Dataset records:
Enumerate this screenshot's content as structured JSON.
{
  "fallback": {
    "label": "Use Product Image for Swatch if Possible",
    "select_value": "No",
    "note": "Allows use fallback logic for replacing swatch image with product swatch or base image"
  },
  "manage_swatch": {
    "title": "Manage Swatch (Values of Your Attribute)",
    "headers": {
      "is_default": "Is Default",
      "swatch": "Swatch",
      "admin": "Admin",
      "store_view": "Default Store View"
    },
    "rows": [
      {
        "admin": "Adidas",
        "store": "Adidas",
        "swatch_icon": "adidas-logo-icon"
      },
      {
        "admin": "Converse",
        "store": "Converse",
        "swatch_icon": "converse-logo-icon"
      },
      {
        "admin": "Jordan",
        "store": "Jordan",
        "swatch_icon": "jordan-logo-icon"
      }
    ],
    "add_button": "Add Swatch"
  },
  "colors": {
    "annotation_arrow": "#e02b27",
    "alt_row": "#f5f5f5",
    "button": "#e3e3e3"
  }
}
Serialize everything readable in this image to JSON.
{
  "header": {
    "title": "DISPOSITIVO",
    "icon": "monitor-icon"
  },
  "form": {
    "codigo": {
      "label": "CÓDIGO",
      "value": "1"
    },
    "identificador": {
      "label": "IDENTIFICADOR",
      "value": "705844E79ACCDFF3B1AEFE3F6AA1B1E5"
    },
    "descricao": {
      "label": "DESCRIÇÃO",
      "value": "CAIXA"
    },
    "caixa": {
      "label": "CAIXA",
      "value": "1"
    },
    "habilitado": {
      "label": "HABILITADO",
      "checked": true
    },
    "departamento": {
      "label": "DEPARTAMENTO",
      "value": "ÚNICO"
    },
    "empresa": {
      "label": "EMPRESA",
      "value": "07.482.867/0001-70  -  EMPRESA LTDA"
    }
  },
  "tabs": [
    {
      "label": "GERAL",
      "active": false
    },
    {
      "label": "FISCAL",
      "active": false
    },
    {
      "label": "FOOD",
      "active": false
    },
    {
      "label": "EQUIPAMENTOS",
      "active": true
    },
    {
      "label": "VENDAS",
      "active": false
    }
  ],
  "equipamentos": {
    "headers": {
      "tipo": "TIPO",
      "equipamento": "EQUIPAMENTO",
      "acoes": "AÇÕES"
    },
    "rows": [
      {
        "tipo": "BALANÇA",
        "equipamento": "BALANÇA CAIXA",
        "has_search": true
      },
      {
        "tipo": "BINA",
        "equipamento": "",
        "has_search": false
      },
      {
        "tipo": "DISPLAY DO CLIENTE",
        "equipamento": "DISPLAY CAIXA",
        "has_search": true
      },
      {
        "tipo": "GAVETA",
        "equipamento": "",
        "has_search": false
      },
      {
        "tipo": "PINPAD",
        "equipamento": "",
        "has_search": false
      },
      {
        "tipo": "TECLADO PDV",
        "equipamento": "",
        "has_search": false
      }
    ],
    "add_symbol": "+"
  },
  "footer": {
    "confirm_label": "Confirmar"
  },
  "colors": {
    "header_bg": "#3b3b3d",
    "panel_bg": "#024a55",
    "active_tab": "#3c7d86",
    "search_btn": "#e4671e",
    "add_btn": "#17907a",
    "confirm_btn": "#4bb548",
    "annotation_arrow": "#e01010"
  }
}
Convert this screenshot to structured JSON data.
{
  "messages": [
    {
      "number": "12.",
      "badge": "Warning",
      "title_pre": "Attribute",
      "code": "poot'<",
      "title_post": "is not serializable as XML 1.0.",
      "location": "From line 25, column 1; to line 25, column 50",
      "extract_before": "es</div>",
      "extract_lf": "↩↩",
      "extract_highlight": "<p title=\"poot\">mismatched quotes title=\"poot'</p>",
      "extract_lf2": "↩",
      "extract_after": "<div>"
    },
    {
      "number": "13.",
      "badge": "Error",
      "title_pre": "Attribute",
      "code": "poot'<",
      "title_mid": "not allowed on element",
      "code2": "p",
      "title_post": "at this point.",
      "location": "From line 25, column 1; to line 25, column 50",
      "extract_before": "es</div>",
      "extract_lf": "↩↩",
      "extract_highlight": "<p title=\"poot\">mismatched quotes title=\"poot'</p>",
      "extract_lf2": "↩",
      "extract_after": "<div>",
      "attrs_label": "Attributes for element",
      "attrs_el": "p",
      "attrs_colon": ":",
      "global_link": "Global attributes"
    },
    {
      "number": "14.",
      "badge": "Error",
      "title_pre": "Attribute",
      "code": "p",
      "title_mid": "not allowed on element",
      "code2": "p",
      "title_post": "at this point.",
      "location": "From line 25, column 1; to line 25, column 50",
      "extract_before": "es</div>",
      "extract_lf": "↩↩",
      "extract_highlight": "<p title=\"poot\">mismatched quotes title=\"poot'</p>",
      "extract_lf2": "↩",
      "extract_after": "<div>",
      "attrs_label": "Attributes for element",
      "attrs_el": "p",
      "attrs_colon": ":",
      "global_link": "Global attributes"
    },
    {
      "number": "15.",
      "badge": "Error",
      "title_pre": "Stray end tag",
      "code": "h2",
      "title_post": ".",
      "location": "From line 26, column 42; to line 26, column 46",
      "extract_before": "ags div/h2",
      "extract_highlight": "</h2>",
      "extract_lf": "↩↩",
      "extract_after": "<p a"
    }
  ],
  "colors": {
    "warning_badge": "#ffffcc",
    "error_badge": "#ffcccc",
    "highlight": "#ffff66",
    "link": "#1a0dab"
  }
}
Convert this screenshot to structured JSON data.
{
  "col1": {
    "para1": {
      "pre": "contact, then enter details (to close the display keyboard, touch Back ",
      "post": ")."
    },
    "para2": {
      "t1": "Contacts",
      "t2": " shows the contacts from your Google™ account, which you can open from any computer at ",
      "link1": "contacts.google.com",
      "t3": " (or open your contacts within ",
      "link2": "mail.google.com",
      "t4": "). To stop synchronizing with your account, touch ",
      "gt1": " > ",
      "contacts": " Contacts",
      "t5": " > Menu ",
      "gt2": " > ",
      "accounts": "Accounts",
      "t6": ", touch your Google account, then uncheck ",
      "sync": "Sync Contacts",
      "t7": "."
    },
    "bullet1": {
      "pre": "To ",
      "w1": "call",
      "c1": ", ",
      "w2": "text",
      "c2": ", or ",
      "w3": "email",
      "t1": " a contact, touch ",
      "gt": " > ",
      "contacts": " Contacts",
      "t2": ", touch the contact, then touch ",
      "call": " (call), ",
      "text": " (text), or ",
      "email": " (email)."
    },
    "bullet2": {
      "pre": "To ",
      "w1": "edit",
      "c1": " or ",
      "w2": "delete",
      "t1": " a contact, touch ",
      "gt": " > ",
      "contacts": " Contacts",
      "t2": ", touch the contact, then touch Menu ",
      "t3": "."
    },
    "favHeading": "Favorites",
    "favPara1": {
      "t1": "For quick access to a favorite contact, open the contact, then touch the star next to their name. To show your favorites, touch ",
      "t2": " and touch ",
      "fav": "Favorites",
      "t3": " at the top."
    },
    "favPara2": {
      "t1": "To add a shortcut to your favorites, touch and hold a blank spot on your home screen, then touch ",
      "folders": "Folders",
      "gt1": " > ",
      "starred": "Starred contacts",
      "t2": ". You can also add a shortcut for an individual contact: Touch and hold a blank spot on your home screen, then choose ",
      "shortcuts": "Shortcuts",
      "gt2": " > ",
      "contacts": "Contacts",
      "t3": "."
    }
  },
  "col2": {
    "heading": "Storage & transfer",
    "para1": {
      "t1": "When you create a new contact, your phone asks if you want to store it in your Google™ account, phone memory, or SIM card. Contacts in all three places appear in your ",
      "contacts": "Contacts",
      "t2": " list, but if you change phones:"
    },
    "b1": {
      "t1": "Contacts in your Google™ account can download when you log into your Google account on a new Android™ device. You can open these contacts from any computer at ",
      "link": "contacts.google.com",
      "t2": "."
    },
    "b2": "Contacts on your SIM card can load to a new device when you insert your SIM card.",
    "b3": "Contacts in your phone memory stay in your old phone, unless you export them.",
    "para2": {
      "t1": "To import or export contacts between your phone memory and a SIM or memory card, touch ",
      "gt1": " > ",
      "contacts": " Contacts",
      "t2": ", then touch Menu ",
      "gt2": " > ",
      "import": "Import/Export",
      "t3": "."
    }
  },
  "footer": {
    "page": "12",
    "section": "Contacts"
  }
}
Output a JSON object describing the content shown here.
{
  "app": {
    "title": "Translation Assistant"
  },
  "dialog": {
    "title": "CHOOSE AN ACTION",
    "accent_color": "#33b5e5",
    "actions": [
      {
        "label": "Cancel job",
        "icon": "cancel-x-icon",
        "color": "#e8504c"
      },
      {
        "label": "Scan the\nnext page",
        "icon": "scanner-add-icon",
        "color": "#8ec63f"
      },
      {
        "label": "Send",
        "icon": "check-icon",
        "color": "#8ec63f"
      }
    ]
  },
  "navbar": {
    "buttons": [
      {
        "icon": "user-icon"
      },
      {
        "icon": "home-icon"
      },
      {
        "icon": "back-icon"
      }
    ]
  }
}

**WORK REQUIRED**.
Repeat exactly, and only, the lines from the line with "Output a JSON" through the end of the listing above, both ends included.

**TASK ANSWER**.
Output a JSON object describing the content shown here.
{
  "app": {
    "title": "Translation Assistant"
  },
  "dialog": {
    "title": "CHOOSE AN ACTION",
    "accent_color": "#33b5e5",
    "actions": [
      {
        "label": "Cancel job",
        "icon": "cancel-x-icon",
        "color": "#e8504c"
      },
      {
        "label": "Scan the\nnext page",
        "icon": "scanner-add-icon",
        "color": "#8ec63f"
      },
      {
        "label": "Send",
        "icon": "check-icon",
        "color": "#8ec63f"
      }
    ]
  },
  "navbar": {
    "buttons": [
      {
        "icon": "user-icon"
      },
      {
        "icon": "home-icon"
      },
      {
        "icon": "back-icon"
      }
    ]
  }
}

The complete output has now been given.